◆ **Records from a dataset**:
___

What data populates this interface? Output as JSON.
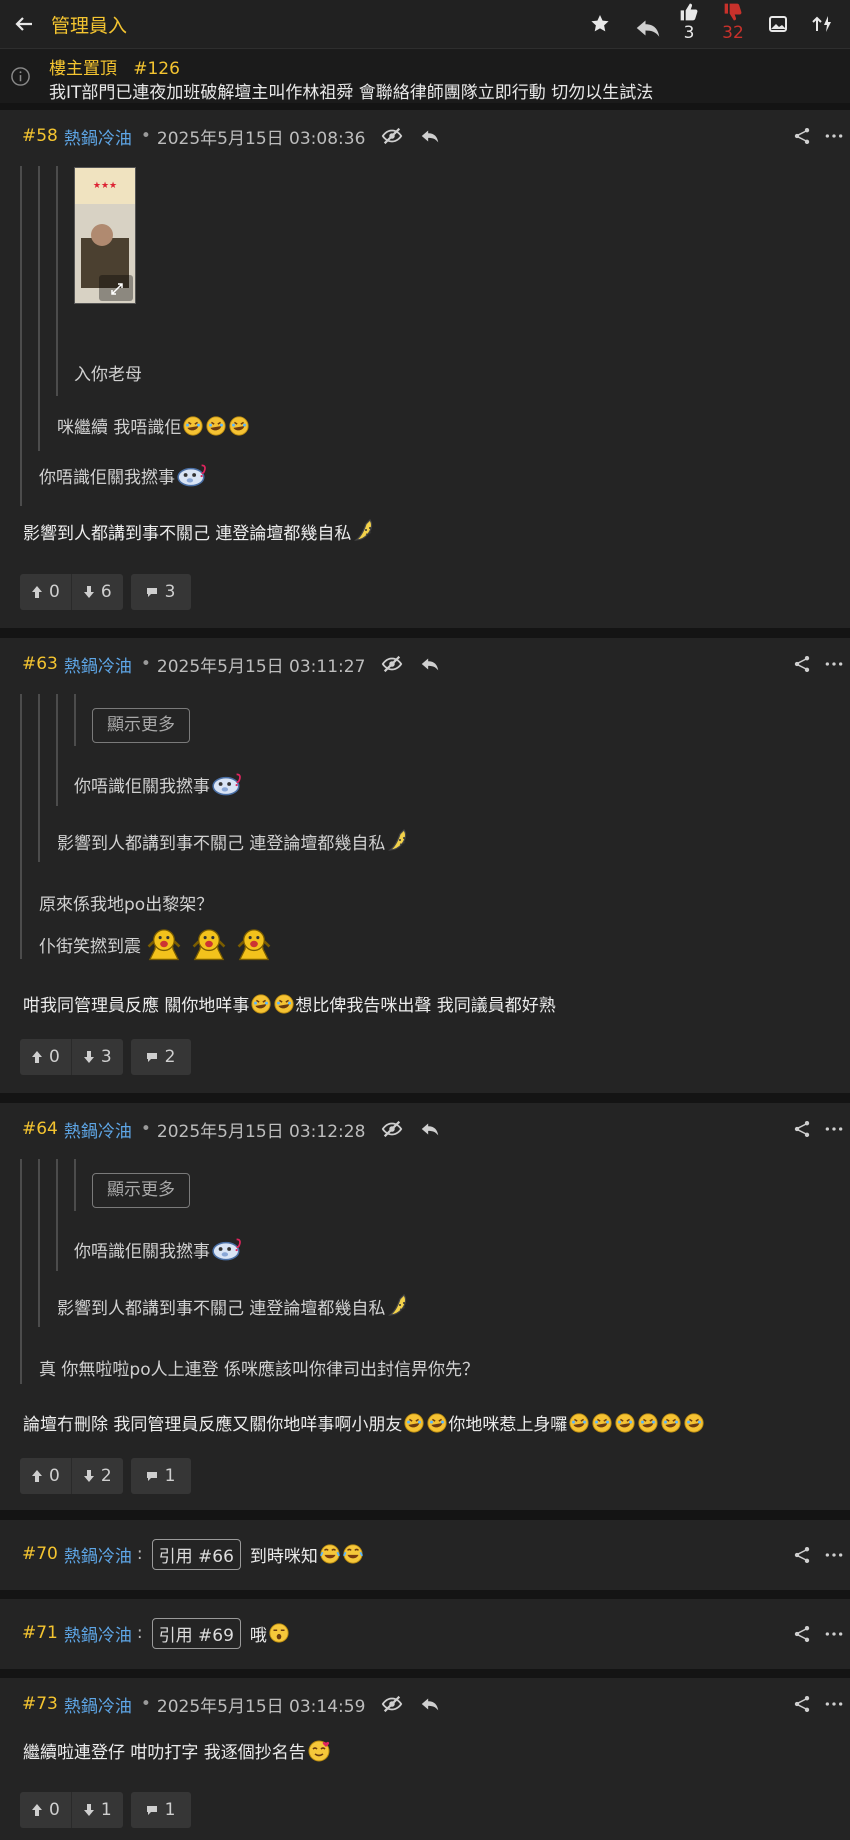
{
  "header": {
    "title": "管理員入",
    "upvotes": "3",
    "downvotes": "32"
  },
  "pinned": {
    "label": "樓主置頂",
    "ref": "#126",
    "text": "我IT部門已連夜加班破解壇主叫作林祖舜 會聯絡律師團隊立即行動 切勿以生試法"
  },
  "posts": [
    {
      "num": "#58",
      "name": "熱鍋冷油",
      "date": "2025年5月15日 03:08:36",
      "quote3": "入你老母",
      "quote2": "咪繼續 我唔識佢",
      "quote1": "你唔識佢關我撚事",
      "body": "影響到人都講到事不關己 連登論壇都幾自私",
      "up": "0",
      "down": "6",
      "comments": "3"
    },
    {
      "num": "#63",
      "name": "熱鍋冷油",
      "date": "2025年5月15日 03:11:27",
      "show_more": "顯示更多",
      "quote3": "你唔識佢關我撚事",
      "quote2": "影響到人都講到事不關己 連登論壇都幾自私",
      "quote1a": "原來係我地po出黎架？",
      "quote1b": "仆街笑撚到震",
      "body_a": "咁我同管理員反應 關你地咩事",
      "body_b": "想比俾我告咪出聲 我同議員都好熟",
      "up": "0",
      "down": "3",
      "comments": "2"
    },
    {
      "num": "#64",
      "name": "熱鍋冷油",
      "date": "2025年5月15日 03:12:28",
      "show_more": "顯示更多",
      "quote3": "你唔識佢關我撚事",
      "quote2": "影響到人都講到事不關己 連登論壇都幾自私",
      "quote1": "真 你無啦啦po人上連登 係咪應該叫你律司出封信畀你先？",
      "body_a": "論壇冇刪除 我同管理員反應又關你地咩事啊小朋友",
      "body_b": "你地咪惹上身囉",
      "up": "0",
      "down": "2",
      "comments": "1"
    },
    {
      "num": "#70",
      "name": "熱鍋冷油",
      "quote_label": "引用 #66",
      "text": "到時咪知"
    },
    {
      "num": "#71",
      "name": "熱鍋冷油",
      "quote_label": "引用 #69",
      "text": "哦"
    },
    {
      "num": "#73",
      "name": "熱鍋冷油",
      "date": "2025年5月15日 03:14:59",
      "body": "繼續啦連登仔 咁叻打字 我逐個抄名告",
      "up": "0",
      "down": "1",
      "comments": "1"
    }
  ],
  "colors": {
    "accent": "#f4c430",
    "username": "#5ea6e6",
    "downvote": "#c8312b"
  }
}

___

◆ **Set task**:
Copy out each line in the listing that has the word "text".

◆ **The completed task**:
    "text": "我IT部門已連夜加班破解壇主叫作林祖舜 會聯絡律師團隊立即行動 切勿以生試法"
      "text": "到時咪知"
      "text": "哦"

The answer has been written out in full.